+++ Data to process +++

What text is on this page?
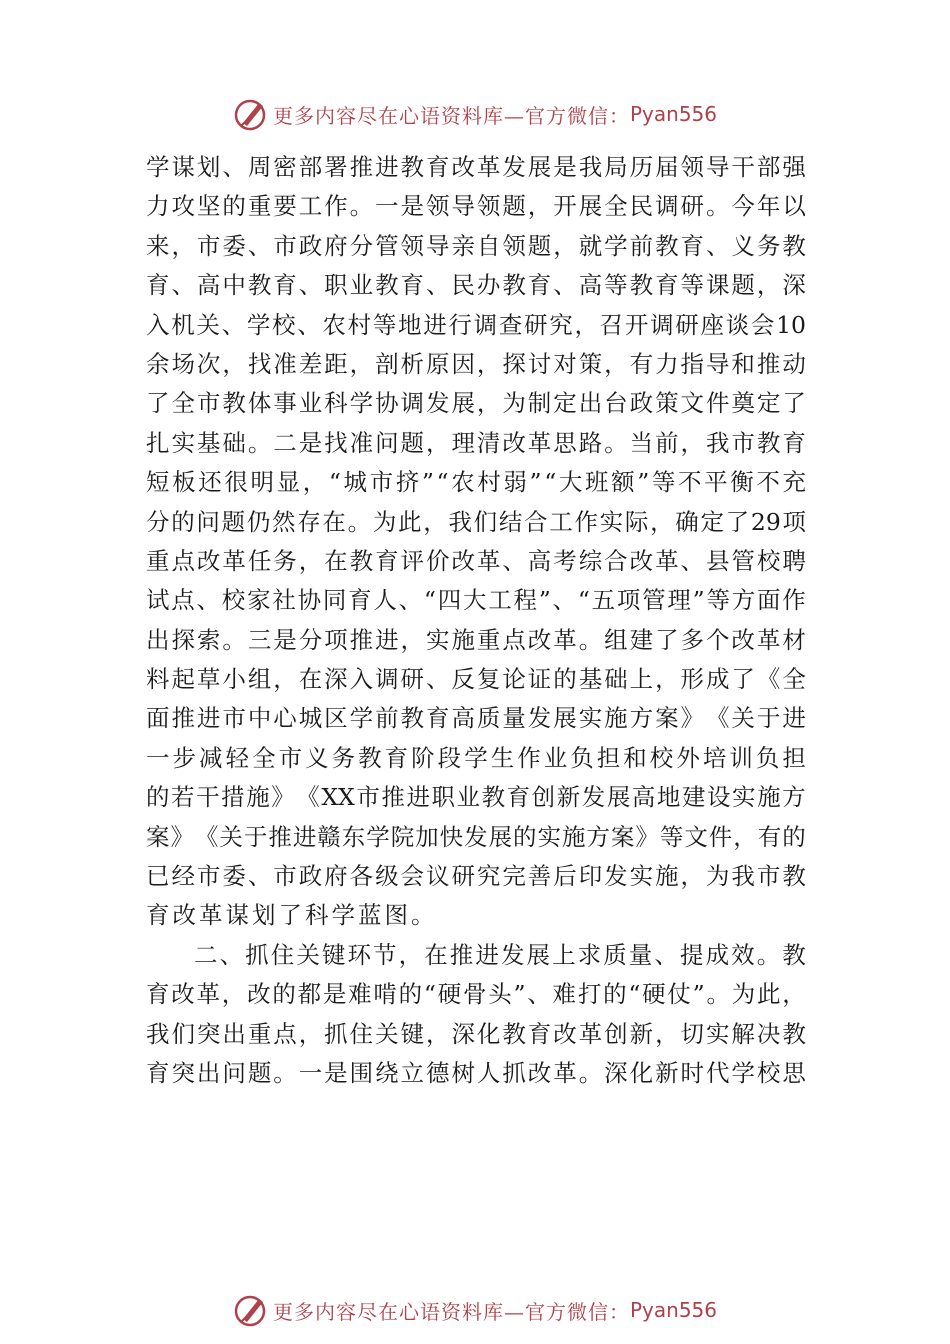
更多内容尽在心语资料库—官方微信： Pyan556
学 谋 划 、 周 密 部 署 推 进 教 育 改 革 发 展 是 我 局 历 届 领 导 干 部 强
力 攻 坚 的 重 要 工 作 。 一 是 领 导 领 题 ， 开 展 全 民 调 研 。 今 年 以
来 ， 市 委 、 市 政 府 分 管 领 导 亲 自 领 题 ， 就 学 前 教 育 、 义 务 教
育 、 高 中 教 育 、 职 业 教 育 、 民 办 教 育 、 高 等 教 育 等 课 题 ， 深
入 机 关 、 学 校 、 农 村 等 地 进 行 调 查 研 究 ， 召 开 调 研 座 谈 会 10
余 场 次 ， 找 准 差 距 ， 剖 析 原 因 ， 探 讨 对 策 ， 有 力 指 导 和 推 动
了 全 市 教 体 事 业 科 学 协 调 发 展 ， 为 制 定 出 台 政 策 文 件 奠 定 了
扎 实 基 础 。 二 是 找 准 问 题 ， 理 清 改 革 思 路 。 当 前 ， 我 市 教 育
短 板 还 很 明 显 ， “ 城 市 挤 ” “ 农 村 弱 ” “ 大 班 额 ” 等 不 平 衡 不 充
分 的 问 题 仍 然 存 在 。 为 此 ， 我 们 结 合 工 作 实 际 ， 确 定 了 29 项
重 点 改 革 任 务 ， 在 教 育 评 价 改 革 、 高 考 综 合 改 革 、 县 管 校 聘
试 点 、 校 家 社 协 同 育 人 、 “ 四 大 工 程 ” 、 “ 五 项 管 理 ” 等 方 面 作
出 探 索 。 三 是 分 项 推 进 ， 实 施 重 点 改 革 。 组 建 了 多 个 改 革 材
料 起 草 小 组 ， 在 深 入 调 研 、 反 复 论 证 的 基 础 上 ， 形 成 了 《 全
面 推 进 市 中 心 城 区 学 前 教 育 高 质 量 发 展 实 施 方 案 》 《 关 于 进
一 步 减 轻 全 市 义 务 教 育 阶 段 学 生 作 业 负 担 和 校 外 培 训 负 担
的 若 干 措 施 》 《 XX 市 推 进 职 业 教 育 创 新 发 展 高 地 建 设 实 施 方
案 》 《 关 于 推 进 赣 东 学 院 加 快 发 展 的 实 施 方 案 》 等 文 件 ， 有 的
已 经 市 委 、 市 政 府 各 级 会 议 研 究 完 善 后 印 发 实 施 ， 为 我 市 教
育改革谋划了科学蓝图。
二 、 抓 住 关 键 环 节 ， 在 推 进 发 展 上 求 质 量 、 提 成 效 。 教
育 改 革 ， 改 的 都 是 难 啃 的 “ 硬 骨 头 ” 、 难 打 的 “ 硬 仗 ” 。 为 此 ，
我 们 突 出 重 点 ， 抓 住 关 键 ， 深 化 教 育 改 革 创 新 ， 切 实 解 决 教
育 突 出 问 题 。 一 是 围 绕 立 德 树 人 抓 改 革 。 深 化 新 时 代 学 校 思
更多内容尽在心语资料库—官方微信： Pyan556
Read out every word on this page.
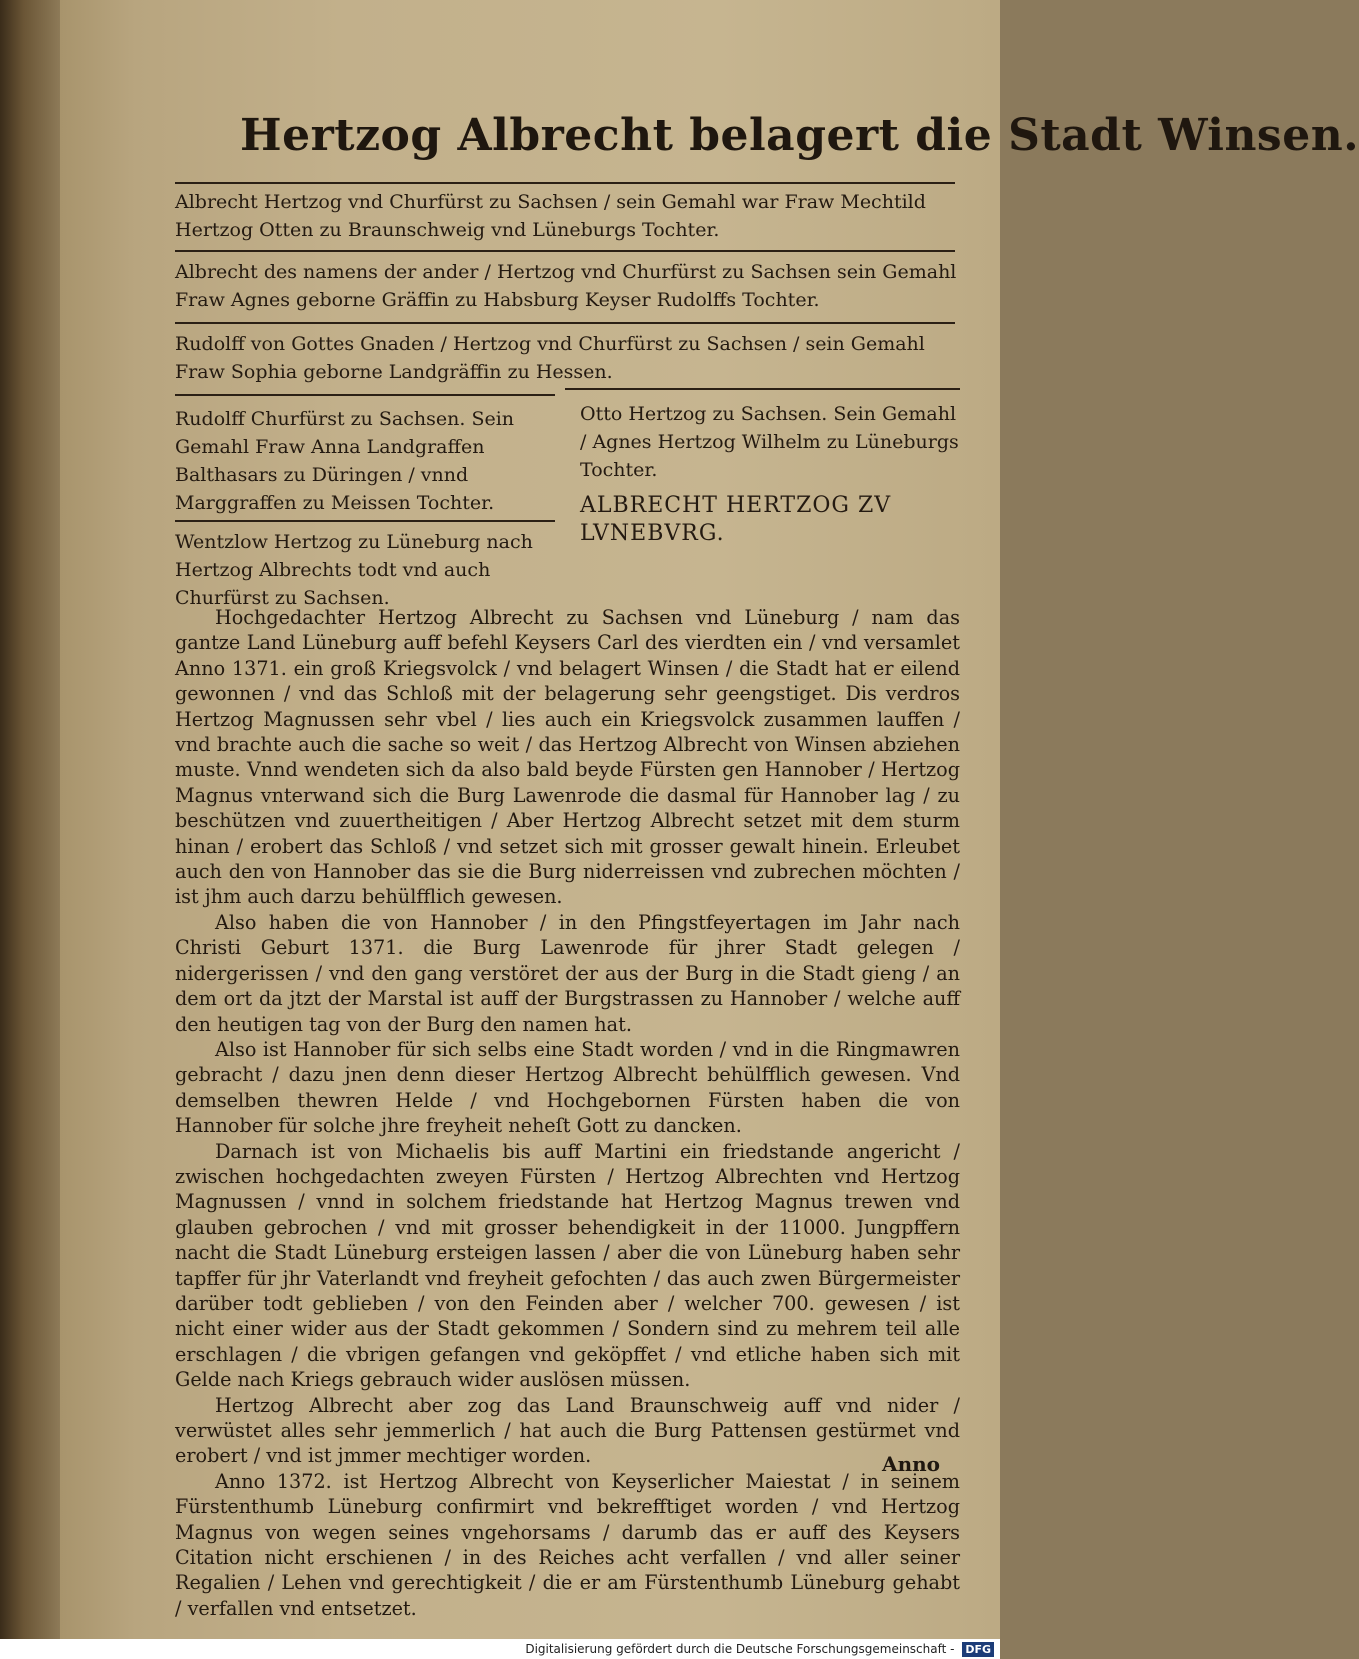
Hertzog Albrecht belagert die Stadt Winsen.
Albrecht Hertzog vnd Churfürst zu Sachsen / sein Gemahl war Fraw Mechtild Hertzog Otten zu Braunschweig vnd Lüneburgs Tochter.
Albrecht des namens der ander / Hertzog vnd Churfürst zu Sachsen sein Gemahl Fraw Agnes geborne Gräffin zu Habsburg Keyser Rudolffs Tochter.
Rudolff von Gottes Gnaden / Hertzog vnd Churfürst zu Sachsen / sein Gemahl Fraw Sophia geborne Landgräffin zu Hessen.
Rudolff Churfürst zu Sachsen. Sein Gemahl Fraw Anna Landgraffen Balthasars zu Düringen / vnnd Marggraffen zu Meissen Tochter.
Otto Hertzog zu Sachsen. Sein Gemahl / Agnes Hertzog Wilhelm zu Lüneburgs Tochter.
ALBRECHT HERTZOG ZV LVNEBVRG.
Wentzlow Hertzog zu Lüneburg nach Hertzog Albrechts todt vnd auch Churfürst zu Sachsen.

Hochgedachter Hertzog Albrecht zu Sachsen vnd Lüneburg / nam das gantze Land Lüneburg auff befehl Keysers Carl des vierdten ein / vnd versamlet Anno 1371. ein groß Kriegsvolck / vnd belagert Winsen / die Stadt hat er eilend gewonnen / vnd das Schloß mit der belagerung sehr geengstiget. Dis verdros Hertzog Magnussen sehr vbel / lies auch ein Kriegsvolck zusammen lauffen / vnd brachte auch die sache so weit / das Hertzog Albrecht von Winsen abziehen muste. Vnnd wendeten sich da also bald beyde Fürsten gen Hannober / Hertzog Magnus vnterwand sich die Burg Lawenrode die dasmal für Hannober lag / zu beschützen vnd zuuertheitigen / Aber Hertzog Albrecht setzet mit dem sturm hinan / erobert das Schloß / vnd setzet sich mit grosser gewalt hinein. Erleubet auch den von Hannober das sie die Burg niderreissen vnd zubrechen möchten / ist jhm auch darzu behülfflich gewesen.

Also haben die von Hannober / in den Pfingstfeyertagen im Jahr nach Christi Geburt 1371. die Burg Lawenrode für jhrer Stadt gelegen / nidergerissen / vnd den gang verstöret der aus der Burg in die Stadt gieng / an dem ort da jtzt der Marstal ist auff der Burgstrassen zu Hannober / welche auff den heutigen tag von der Burg den namen hat.

Also ist Hannober für sich selbs eine Stadt worden / vnd in die Ringmawren gebracht / dazu jnen denn dieser Hertzog Albrecht behülfflich gewesen. Vnd demselben thewren Helde / vnd Hochgebornen Fürsten haben die von Hannober für solche jhre freyheit neheſt Gott zu dancken.

Darnach ist von Michaelis bis auff Martini ein friedstande angericht / zwischen hochgedachten zweyen Fürsten / Hertzog Albrechten vnd Hertzog Magnussen / vnnd in solchem friedstande hat Hertzog Magnus trewen vnd glauben gebrochen / vnd mit grosser behendigkeit in der 11000. Jungpffern nacht die Stadt Lüneburg ersteigen lassen / aber die von Lüneburg haben sehr tapffer für jhr Vaterlandt vnd freyheit gefochten / das auch zwen Bürgermeister darüber todt geblieben / von den Feinden aber / welcher 700. gewesen / ist nicht einer wider aus der Stadt gekommen / Sondern sind zu mehrem teil alle erschlagen / die vbrigen gefangen vnd geköpffet / vnd etliche haben sich mit Gelde nach Kriegs gebrauch wider auslösen müssen.

Hertzog Albrecht aber zog das Land Braunschweig auff vnd nider / verwüstet alles sehr jemmerlich / hat auch die Burg Pattensen gestürmet vnd erobert / vnd ist jmmer mechtiger worden.

Anno 1372. ist Hertzog Albrecht von Keyserlicher Maiestat / in seinem Fürstenthumb Lüneburg confirmirt vnd bekrefftiget worden / vnd Hertzog Magnus von wegen seines vngehorsams / darumb das er auff des Keysers Citation nicht erschienen / in des Reiches acht verfallen / vnd aller seiner Regalien / Lehen vnd gerechtigkeit / die er am Fürstenthumb Lüneburg gehabt / verfallen vnd entsetzet.

Anno
Digitalisierung gefördert durch die Deutsche Forschungsgemeinschaft - DFG
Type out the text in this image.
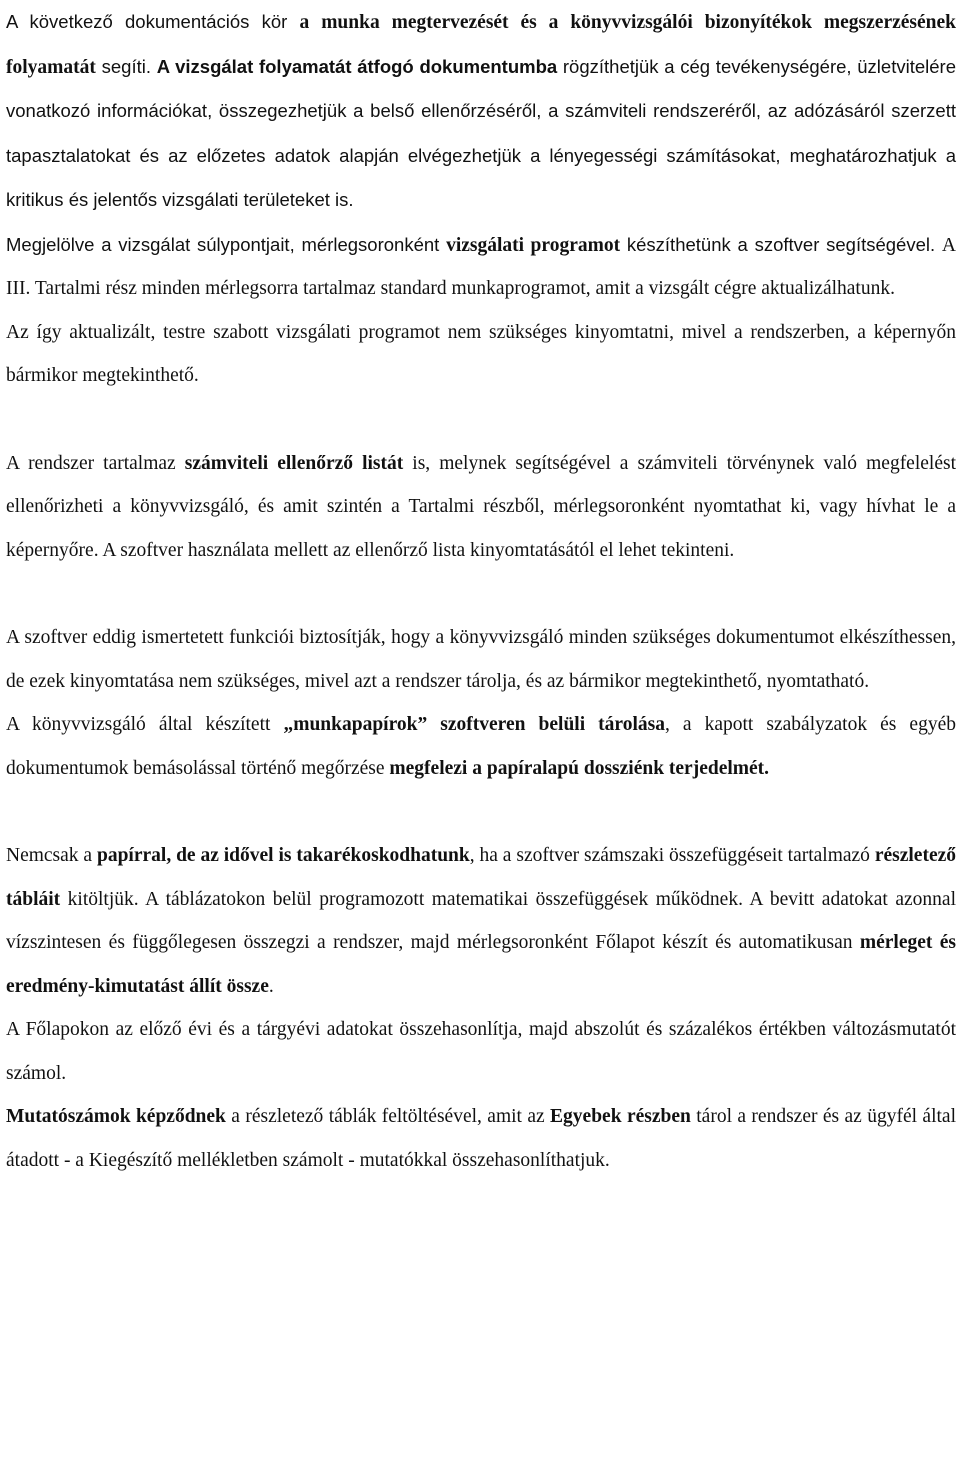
A következő dokumentációs kör a munka megtervezését és a könyvvizsgálói bizonyítékok megszerzésének folyamatát segíti. A vizsgálat folyamatát átfogó dokumentumba rögzíthetjük a cég tevékenységére, üzletvitelére vonatkozó információkat, összegezhetjük a belső ellenőrzéséről, a számviteli rendszeréről, az adózásáról szerzett tapasztalatokat és az előzetes adatok alapján elvégezhetjük a lényegességi számításokat, meghatározhatjuk a kritikus és jelentős vizsgálati területeket is.

Megjelölve a vizsgálat súlypontjait, mérlegsoronként vizsgálati programot készíthetünk a szoftver segítségével. A III. Tartalmi rész minden mérlegsorra tartalmaz standard munkaprogramot, amit a vizsgált cégre aktualizálhatunk.

Az így aktualizált, testre szabott vizsgálati programot nem szükséges kinyomtatni, mivel a rendszerben, a képernyőn bármikor megtekinthető.

A rendszer tartalmaz számviteli ellenőrző listát is, melynek segítségével a számviteli törvénynek való megfelelést ellenőrizheti a könyvvizsgáló, és amit szintén a Tartalmi részből, mérlegsoronként nyomtathat ki, vagy hívhat le a képernyőre. A szoftver használata mellett az ellenőrző lista kinyomtatásától el lehet tekinteni.

A szoftver eddig ismertetett funkciói biztosítják, hogy a könyvvizsgáló minden szükséges dokumentumot elkészíthessen, de ezek kinyomtatása nem szükséges, mivel azt a rendszer tárolja, és az bármikor megtekinthető, nyomtatható.

A könyvvizsgáló által készített „munkapapírok” szoftveren belüli tárolása, a kapott szabályzatok és egyéb dokumentumok bemásolással történő megőrzése megfelezi a papíralapú dossziénk terjedelmét.

Nemcsak a papírral, de az idővel is takarékoskodhatunk, ha a szoftver számszaki összefüggéseit tartalmazó részletező tábláit kitöltjük. A táblázatokon belül programozott matematikai összefüggések működnek. A bevitt adatokat azonnal vízszintesen és függőlegesen összegzi a rendszer, majd mérlegsoronként Főlapot készít és automatikusan mérleget és eredmény-kimutatást állít össze.

A Főlapokon az előző évi és a tárgyévi adatokat összehasonlítja, majd abszolút és százalékos értékben változásmutatót számol.

Mutatószámok képződnek a részletező táblák feltöltésével, amit az Egyebek részben tárol a rendszer és az ügyfél által átadott - a Kiegészítő mellékletben számolt - mutatókkal összehasonlíthatjuk.
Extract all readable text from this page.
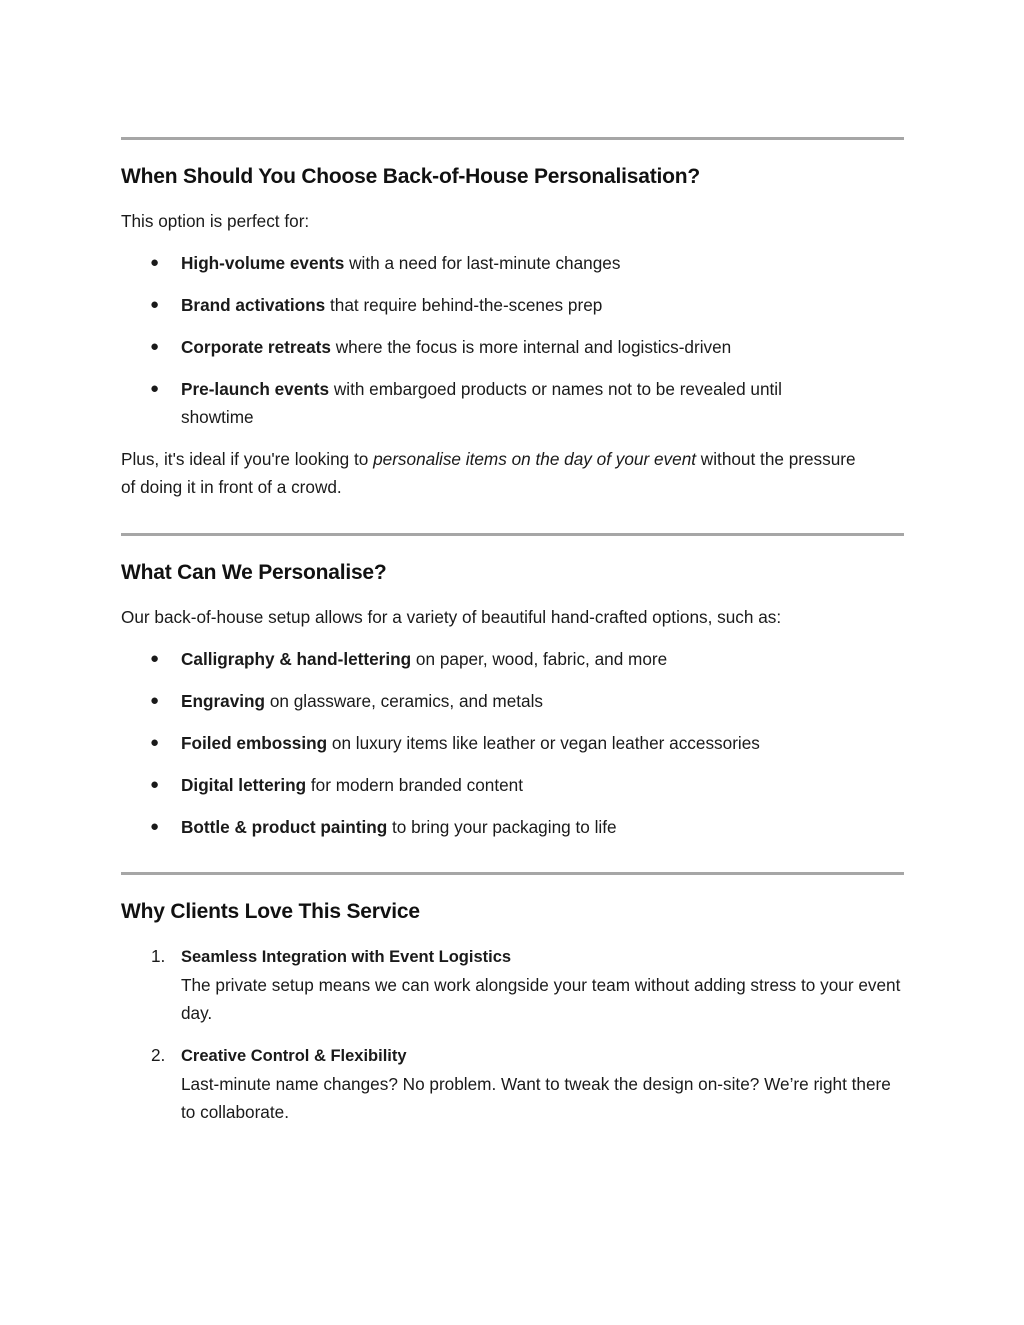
When Should You Choose Back-of-House Personalisation?

This option is perfect for:

● High-volume events with a need for last-minute changes
● Brand activations that require behind-the-scenes prep
● Corporate retreats where the focus is more internal and logistics-driven
● Pre-launch events with embargoed products or names not to be revealed until showtime

Plus, it's ideal if you're looking to personalise items on the day of your event without the pressure of doing it in front of a crowd.

What Can We Personalise?

Our back-of-house setup allows for a variety of beautiful hand-crafted options, such as:

● Calligraphy & hand-lettering on paper, wood, fabric, and more
● Engraving on glassware, ceramics, and metals
● Foiled embossing on luxury items like leather or vegan leather accessories
● Digital lettering for modern branded content
● Bottle & product painting to bring your packaging to life
Why Clients Love This Service
1. Seamless Integration with Event Logistics
The private setup means we can work alongside your team without adding stress to your event day.
2. Creative Control & Flexibility
Last-minute name changes? No problem. Want to tweak the design on-site? We’re right there to collaborate.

+++

= What to do =
Each line from the one containing "Extract all readable text from this page." through the last line of the listing is to be given again exactly, with no pictures and no other lines.

= Task response =
Extract all readable text from this page.
When Should You Choose Back-of-House Personalisation?

This option is perfect for:

● High-volume events with a need for last-minute changes
● Brand activations that require behind-the-scenes prep
● Corporate retreats where the focus is more internal and logistics-driven
● Pre-launch events with embargoed products or names not to be revealed until showtime

Plus, it's ideal if you're looking to personalise items on the day of your event without the pressure of doing it in front of a crowd.

What Can We Personalise?

Our back-of-house setup allows for a variety of beautiful hand-crafted options, such as:

● Calligraphy & hand-lettering on paper, wood, fabric, and more
● Engraving on glassware, ceramics, and metals
● Foiled embossing on luxury items like leather or vegan leather accessories
● Digital lettering for modern branded content
● Bottle & product painting to bring your packaging to life
Why Clients Love This Service
1. Seamless Integration with Event Logistics
The private setup means we can work alongside your team without adding stress to your event day.
2. Creative Control & Flexibility
Last-minute name changes? No problem. Want to tweak the design on-site? We’re right there to collaborate.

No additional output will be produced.